> _Exercise details_
Would you repeat the listing exactly but omit every picture?

┏━━

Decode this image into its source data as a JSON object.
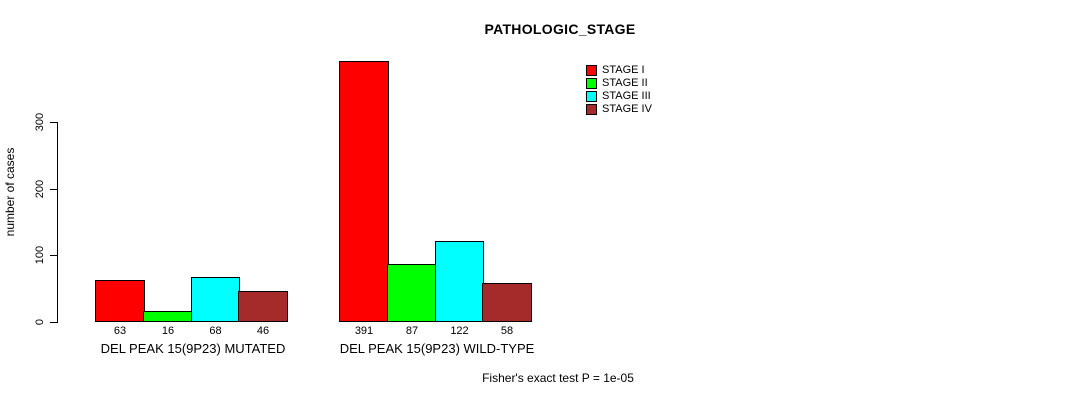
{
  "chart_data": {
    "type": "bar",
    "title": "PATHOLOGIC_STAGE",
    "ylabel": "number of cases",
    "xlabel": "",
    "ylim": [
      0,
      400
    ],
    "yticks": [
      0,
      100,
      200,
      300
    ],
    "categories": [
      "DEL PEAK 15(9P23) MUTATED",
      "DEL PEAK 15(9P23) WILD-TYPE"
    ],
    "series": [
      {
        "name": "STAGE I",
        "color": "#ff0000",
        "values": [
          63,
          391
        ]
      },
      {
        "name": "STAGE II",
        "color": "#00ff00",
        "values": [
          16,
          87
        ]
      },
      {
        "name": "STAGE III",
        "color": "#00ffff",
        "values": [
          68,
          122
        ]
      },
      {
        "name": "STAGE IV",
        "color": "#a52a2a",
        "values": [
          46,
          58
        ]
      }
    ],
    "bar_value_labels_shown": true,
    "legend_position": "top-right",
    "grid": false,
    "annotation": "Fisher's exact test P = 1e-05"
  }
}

┗━━

> _Exercise answer_
Decode this image into its source data as a JSON object.
{
  "chart_data": {
    "type": "bar",
    "title": "PATHOLOGIC_STAGE",
    "ylabel": "number of cases",
    "xlabel": "",
    "ylim": [
      0,
      400
    ],
    "yticks": [
      0,
      100,
      200,
      300
    ],
    "categories": [
      "DEL PEAK 15(9P23) MUTATED",
      "DEL PEAK 15(9P23) WILD-TYPE"
    ],
    "series": [
      {
        "name": "STAGE I",
        "color": "#ff0000",
        "values": [
          63,
          391
        ]
      },
      {
        "name": "STAGE II",
        "color": "#00ff00",
        "values": [
          16,
          87
        ]
      },
      {
        "name": "STAGE III",
        "color": "#00ffff",
        "values": [
          68,
          122
        ]
      },
      {
        "name": "STAGE IV",
        "color": "#a52a2a",
        "values": [
          46,
          58
        ]
      }
    ],
    "bar_value_labels_shown": true,
    "legend_position": "top-right",
    "grid": false,
    "annotation": "Fisher's exact test P = 1e-05"
  }
}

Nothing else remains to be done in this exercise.